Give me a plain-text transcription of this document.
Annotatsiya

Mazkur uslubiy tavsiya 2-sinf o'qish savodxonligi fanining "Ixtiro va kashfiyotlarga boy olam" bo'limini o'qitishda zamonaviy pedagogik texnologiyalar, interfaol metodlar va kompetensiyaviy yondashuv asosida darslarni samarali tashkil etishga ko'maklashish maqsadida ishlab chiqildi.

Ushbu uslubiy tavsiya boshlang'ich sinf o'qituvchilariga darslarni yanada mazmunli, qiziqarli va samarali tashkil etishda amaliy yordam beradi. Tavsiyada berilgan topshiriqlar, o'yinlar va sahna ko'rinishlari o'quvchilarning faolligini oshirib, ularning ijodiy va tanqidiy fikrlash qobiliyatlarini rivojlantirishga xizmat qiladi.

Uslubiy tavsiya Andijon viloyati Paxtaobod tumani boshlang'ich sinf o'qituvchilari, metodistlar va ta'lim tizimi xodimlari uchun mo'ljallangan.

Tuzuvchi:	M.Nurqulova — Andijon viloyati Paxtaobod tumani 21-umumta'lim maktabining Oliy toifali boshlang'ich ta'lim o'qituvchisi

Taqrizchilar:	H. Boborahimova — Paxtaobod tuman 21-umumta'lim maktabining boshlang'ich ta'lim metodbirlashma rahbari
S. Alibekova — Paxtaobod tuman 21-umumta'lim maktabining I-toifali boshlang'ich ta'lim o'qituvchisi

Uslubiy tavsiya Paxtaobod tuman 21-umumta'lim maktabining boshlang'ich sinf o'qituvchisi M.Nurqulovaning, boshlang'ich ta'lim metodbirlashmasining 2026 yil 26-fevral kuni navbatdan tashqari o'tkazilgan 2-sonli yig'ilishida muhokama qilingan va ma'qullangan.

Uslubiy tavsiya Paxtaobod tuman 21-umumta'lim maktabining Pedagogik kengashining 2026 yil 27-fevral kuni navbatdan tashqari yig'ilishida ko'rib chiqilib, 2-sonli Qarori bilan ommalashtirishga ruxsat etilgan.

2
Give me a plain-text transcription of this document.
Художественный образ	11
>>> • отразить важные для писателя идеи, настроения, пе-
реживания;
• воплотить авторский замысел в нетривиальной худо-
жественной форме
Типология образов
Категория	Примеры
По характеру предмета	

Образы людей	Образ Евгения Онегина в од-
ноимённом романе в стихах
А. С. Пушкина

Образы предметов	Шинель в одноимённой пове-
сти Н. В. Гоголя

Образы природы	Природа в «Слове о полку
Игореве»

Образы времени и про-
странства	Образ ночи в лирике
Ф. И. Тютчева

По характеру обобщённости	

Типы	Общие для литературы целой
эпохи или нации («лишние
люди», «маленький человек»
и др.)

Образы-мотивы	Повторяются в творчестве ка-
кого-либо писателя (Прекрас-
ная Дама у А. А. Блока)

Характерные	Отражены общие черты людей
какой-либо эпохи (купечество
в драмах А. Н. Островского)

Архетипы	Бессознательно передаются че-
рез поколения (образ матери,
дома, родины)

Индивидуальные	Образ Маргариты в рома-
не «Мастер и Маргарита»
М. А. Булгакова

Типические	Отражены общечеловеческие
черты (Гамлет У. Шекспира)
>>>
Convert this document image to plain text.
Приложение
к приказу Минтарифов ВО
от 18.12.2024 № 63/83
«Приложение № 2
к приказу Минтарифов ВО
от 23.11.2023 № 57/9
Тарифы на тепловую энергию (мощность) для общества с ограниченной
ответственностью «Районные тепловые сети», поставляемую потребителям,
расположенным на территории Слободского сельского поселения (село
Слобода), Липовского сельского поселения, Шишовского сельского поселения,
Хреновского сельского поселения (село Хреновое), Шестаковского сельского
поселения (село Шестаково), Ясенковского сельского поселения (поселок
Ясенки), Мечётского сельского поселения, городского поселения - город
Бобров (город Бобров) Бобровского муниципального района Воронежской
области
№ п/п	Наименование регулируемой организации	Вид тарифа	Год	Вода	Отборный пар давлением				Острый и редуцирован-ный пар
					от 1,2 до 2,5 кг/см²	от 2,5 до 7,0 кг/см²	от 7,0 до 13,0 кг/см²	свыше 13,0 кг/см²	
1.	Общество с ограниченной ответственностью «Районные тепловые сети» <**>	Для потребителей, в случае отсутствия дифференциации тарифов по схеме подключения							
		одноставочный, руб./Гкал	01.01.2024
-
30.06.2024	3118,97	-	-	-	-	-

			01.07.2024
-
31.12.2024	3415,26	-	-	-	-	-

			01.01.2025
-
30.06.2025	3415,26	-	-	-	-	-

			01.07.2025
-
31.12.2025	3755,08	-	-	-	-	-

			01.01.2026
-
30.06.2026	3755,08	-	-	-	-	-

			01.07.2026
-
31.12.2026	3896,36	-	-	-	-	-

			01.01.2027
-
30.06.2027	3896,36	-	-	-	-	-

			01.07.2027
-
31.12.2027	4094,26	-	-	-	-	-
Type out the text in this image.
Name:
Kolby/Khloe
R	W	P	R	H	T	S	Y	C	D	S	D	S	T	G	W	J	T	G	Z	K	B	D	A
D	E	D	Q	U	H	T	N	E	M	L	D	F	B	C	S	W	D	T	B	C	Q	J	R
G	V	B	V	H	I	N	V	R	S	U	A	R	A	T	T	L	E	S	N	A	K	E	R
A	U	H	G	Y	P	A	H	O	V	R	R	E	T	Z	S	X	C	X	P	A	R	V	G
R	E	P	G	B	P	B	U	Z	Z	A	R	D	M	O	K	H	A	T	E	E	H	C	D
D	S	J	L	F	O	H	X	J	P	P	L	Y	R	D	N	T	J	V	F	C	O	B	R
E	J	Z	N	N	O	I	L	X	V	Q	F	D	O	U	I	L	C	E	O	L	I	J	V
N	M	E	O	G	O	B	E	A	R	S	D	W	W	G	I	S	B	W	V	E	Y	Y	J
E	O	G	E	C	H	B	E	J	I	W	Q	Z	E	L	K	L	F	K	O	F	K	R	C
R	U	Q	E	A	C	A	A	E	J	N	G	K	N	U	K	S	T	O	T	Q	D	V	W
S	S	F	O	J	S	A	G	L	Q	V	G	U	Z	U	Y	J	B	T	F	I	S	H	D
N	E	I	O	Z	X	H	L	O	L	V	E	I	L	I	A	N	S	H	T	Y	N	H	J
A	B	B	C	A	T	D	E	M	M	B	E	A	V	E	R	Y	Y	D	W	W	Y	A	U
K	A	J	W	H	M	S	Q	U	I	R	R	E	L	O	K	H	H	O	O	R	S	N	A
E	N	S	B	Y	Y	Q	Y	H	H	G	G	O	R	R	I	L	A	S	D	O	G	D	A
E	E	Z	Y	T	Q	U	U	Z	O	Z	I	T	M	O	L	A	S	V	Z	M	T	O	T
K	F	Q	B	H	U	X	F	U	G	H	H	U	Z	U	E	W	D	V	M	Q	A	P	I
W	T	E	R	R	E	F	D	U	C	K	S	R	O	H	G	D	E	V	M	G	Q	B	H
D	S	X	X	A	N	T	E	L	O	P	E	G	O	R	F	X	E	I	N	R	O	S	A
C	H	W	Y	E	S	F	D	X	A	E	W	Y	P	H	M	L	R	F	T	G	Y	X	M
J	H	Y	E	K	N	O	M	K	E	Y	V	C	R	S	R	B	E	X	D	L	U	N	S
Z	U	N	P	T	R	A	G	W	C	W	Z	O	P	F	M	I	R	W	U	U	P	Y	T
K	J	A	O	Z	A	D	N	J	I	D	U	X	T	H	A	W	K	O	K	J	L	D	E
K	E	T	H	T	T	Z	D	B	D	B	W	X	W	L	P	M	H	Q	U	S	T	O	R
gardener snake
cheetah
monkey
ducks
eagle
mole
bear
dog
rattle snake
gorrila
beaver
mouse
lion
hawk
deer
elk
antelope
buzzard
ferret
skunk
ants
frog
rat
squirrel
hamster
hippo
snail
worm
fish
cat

= = = = = = =

§ EXERCISE REQUIREMENTS: Pull out every line of the records that includes the string "либо".

§ EXERCISE OUTPUT:
кого-либо писателя (Прекрас-
какой-либо эпохи (купечество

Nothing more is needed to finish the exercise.